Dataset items
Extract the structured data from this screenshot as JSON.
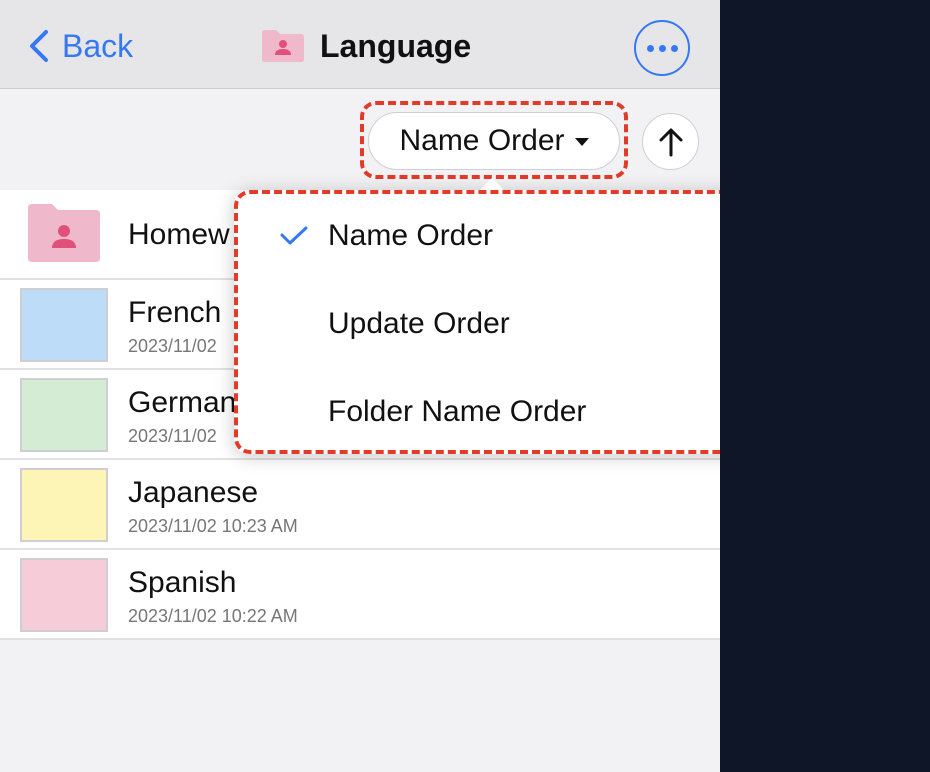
{
  "navbar": {
    "back_label": "Back",
    "title": "Language"
  },
  "sort": {
    "current": "Name Order",
    "direction": "ascending"
  },
  "list": {
    "items": [
      {
        "name": "Homew",
        "date": "",
        "type": "folder"
      },
      {
        "name": "French",
        "date": "2023/11/02",
        "color": "#bddcf7"
      },
      {
        "name": "German",
        "date": "2023/11/02",
        "color": "#d3ecd3"
      },
      {
        "name": "Japanese",
        "date": "2023/11/02 10:23 AM",
        "color": "#fdf5b5"
      },
      {
        "name": "Spanish",
        "date": "2023/11/02 10:22 AM",
        "color": "#f6ccd9"
      }
    ]
  },
  "menu": {
    "items": [
      {
        "label": "Name Order",
        "checked": true
      },
      {
        "label": "Update Order",
        "checked": false
      },
      {
        "label": "Folder Name Order",
        "checked": false
      }
    ]
  },
  "colors": {
    "accent": "#3478f6",
    "highlight": "#e23b2a",
    "folder_pink": "#f0b8cb",
    "folder_icon": "#e0507a"
  }
}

**WHAT YOU WILL DO:** Return the listing above unchanged, apart from dropping its pictures.

**ANSWER TO THIS TASK:**
Extract the structured data from this screenshot as JSON.
{
  "navbar": {
    "back_label": "Back",
    "title": "Language"
  },
  "sort": {
    "current": "Name Order",
    "direction": "ascending"
  },
  "list": {
    "items": [
      {
        "name": "Homew",
        "date": "",
        "type": "folder"
      },
      {
        "name": "French",
        "date": "2023/11/02",
        "color": "#bddcf7"
      },
      {
        "name": "German",
        "date": "2023/11/02",
        "color": "#d3ecd3"
      },
      {
        "name": "Japanese",
        "date": "2023/11/02 10:23 AM",
        "color": "#fdf5b5"
      },
      {
        "name": "Spanish",
        "date": "2023/11/02 10:22 AM",
        "color": "#f6ccd9"
      }
    ]
  },
  "menu": {
    "items": [
      {
        "label": "Name Order",
        "checked": true
      },
      {
        "label": "Update Order",
        "checked": false
      },
      {
        "label": "Folder Name Order",
        "checked": false
      }
    ]
  },
  "colors": {
    "accent": "#3478f6",
    "highlight": "#e23b2a",
    "folder_pink": "#f0b8cb",
    "folder_icon": "#e0507a"
  }
}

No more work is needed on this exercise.